[start Supplied material]

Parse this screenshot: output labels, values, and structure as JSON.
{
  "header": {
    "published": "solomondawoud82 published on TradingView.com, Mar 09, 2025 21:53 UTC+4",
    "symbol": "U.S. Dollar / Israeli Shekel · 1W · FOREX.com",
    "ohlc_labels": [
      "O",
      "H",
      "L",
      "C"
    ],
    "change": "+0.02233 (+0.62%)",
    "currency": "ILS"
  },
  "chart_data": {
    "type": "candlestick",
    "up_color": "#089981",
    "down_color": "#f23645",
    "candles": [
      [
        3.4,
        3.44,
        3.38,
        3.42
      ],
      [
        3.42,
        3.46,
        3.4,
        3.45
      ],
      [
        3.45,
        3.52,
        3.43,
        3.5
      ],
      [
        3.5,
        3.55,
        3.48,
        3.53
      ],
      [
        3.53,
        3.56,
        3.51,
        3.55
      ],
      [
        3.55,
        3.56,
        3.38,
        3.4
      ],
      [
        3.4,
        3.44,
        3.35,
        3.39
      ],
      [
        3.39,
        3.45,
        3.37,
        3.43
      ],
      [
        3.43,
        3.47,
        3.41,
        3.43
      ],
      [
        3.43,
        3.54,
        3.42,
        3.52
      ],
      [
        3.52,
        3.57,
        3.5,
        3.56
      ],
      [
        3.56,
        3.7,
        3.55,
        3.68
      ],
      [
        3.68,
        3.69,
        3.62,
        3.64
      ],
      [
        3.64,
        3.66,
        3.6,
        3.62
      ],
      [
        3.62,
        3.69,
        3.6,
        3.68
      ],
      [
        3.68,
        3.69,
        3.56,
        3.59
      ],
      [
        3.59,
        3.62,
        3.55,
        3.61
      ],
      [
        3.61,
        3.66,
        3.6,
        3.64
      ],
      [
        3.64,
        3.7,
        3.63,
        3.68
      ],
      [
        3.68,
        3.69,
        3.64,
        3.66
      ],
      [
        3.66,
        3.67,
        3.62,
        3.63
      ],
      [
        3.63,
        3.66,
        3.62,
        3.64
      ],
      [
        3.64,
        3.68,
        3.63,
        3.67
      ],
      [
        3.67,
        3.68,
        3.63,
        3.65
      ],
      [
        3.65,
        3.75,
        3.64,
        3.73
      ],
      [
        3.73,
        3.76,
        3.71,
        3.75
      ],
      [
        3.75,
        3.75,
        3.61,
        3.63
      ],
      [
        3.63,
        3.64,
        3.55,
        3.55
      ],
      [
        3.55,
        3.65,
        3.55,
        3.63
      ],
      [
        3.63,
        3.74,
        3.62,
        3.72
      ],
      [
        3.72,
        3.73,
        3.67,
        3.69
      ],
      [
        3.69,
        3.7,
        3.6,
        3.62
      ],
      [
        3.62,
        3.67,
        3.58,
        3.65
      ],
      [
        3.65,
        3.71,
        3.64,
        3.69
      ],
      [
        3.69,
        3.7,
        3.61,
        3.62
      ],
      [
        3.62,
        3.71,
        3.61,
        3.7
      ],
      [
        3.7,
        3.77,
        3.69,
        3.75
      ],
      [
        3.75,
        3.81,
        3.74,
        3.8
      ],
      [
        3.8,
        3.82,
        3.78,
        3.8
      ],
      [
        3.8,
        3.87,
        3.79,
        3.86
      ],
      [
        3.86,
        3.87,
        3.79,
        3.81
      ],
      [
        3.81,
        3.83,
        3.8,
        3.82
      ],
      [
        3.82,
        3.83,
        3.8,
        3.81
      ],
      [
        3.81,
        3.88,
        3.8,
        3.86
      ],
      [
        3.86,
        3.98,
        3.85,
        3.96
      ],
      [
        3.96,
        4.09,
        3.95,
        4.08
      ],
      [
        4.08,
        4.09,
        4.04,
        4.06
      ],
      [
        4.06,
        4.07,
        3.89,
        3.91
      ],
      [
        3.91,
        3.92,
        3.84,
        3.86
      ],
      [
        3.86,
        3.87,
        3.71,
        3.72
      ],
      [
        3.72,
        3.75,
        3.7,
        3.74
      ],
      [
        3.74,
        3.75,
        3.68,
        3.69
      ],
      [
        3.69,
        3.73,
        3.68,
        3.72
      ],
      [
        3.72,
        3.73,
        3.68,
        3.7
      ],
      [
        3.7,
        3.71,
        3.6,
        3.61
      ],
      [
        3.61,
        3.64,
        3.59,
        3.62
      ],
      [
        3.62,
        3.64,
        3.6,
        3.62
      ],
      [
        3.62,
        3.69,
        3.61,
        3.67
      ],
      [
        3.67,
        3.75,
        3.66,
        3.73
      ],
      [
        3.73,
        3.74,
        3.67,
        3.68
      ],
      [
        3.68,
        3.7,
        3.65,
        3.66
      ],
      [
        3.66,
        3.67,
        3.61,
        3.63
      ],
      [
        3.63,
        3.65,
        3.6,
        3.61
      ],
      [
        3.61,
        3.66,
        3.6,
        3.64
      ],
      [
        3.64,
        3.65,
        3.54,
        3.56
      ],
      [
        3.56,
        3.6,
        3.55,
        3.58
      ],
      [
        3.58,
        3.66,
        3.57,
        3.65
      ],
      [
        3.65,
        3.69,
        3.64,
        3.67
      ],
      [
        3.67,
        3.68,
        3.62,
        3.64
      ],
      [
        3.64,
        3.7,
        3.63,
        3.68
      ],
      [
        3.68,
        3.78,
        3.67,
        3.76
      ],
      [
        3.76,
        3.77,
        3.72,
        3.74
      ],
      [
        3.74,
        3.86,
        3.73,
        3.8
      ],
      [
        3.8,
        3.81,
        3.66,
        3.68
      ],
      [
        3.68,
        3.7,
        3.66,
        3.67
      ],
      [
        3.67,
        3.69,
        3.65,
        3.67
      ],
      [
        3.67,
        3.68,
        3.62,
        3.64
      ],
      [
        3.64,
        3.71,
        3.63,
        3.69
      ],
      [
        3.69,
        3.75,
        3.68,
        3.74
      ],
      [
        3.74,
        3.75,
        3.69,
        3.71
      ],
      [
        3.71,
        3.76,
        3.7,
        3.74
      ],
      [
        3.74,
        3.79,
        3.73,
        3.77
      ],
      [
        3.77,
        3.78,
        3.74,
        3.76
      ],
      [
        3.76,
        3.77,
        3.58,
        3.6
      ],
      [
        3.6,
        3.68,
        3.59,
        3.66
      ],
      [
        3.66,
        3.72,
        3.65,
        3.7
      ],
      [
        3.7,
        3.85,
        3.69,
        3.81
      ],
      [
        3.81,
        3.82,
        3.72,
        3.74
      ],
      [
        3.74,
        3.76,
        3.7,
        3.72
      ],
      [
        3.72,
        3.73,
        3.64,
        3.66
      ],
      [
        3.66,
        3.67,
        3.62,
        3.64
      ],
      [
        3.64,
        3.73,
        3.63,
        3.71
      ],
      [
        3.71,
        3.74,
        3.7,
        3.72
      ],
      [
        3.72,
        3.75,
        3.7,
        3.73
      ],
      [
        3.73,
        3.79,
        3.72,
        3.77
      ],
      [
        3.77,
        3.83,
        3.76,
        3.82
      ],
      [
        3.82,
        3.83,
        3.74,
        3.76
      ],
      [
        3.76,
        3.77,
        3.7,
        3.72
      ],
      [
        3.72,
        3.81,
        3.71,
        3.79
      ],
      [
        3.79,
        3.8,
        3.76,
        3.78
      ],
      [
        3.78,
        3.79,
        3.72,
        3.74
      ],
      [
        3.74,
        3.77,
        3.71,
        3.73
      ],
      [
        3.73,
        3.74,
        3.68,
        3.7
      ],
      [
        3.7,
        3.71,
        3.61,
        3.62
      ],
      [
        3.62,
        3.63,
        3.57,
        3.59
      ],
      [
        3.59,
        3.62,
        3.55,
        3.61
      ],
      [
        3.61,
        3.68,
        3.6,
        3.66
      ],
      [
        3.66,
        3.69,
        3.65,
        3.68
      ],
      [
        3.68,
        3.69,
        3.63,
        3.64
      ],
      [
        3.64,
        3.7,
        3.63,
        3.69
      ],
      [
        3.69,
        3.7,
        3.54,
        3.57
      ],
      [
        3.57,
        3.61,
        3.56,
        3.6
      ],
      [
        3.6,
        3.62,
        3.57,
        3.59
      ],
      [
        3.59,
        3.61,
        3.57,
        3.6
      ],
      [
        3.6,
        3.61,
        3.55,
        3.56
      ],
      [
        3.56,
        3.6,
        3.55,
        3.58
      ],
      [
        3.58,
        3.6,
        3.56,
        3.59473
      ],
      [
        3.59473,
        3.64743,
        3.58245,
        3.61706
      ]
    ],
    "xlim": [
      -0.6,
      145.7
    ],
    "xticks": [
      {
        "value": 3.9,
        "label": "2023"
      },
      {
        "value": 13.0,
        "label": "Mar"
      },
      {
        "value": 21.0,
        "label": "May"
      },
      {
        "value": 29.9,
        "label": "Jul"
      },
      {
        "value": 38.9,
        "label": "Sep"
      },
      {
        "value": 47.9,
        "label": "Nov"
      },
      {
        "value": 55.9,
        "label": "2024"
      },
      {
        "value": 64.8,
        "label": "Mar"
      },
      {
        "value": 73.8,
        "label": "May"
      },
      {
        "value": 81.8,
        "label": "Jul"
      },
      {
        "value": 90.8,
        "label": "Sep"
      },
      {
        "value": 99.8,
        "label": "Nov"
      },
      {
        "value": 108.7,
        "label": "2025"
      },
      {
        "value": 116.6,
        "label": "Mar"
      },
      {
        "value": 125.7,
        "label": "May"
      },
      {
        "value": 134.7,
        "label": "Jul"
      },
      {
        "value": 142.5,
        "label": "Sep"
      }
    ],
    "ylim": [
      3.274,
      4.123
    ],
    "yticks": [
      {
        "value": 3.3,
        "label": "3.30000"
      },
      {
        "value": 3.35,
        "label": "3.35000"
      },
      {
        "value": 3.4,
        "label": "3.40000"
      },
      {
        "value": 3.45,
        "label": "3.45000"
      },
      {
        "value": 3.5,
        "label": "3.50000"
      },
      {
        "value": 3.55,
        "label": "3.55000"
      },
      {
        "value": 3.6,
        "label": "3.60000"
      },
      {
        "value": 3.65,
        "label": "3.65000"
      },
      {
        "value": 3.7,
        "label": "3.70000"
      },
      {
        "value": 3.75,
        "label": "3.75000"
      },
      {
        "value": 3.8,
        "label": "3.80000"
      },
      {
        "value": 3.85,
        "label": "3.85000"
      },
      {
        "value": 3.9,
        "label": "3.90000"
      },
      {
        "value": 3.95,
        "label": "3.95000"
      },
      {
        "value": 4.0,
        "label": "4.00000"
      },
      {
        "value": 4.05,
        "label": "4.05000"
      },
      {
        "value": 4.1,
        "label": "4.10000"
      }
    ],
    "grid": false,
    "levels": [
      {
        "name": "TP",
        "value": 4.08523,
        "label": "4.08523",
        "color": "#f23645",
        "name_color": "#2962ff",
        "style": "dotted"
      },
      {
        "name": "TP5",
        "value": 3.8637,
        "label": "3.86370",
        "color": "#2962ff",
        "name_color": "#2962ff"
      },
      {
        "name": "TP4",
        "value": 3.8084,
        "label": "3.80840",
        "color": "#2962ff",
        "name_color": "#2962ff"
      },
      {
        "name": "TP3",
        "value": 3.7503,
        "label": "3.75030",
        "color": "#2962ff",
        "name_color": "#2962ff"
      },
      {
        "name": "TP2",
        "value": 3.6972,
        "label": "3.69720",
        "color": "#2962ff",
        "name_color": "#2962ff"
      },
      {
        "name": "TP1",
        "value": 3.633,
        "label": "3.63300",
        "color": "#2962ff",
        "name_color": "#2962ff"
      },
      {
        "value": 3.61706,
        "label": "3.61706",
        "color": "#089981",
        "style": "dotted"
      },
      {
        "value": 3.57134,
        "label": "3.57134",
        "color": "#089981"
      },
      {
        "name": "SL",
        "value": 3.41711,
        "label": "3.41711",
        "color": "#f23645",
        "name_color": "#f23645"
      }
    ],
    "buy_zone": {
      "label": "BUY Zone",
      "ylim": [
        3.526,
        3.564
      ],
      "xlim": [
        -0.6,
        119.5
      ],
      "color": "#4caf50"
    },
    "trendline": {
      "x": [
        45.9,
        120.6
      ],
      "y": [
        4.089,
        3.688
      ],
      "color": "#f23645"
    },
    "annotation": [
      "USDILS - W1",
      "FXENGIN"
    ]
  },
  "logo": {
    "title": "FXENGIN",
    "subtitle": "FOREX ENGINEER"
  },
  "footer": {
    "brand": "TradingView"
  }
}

[end Supplied material]

From the material given, work out how many lines hold the string "FOREX"; state that number and nothing further.

2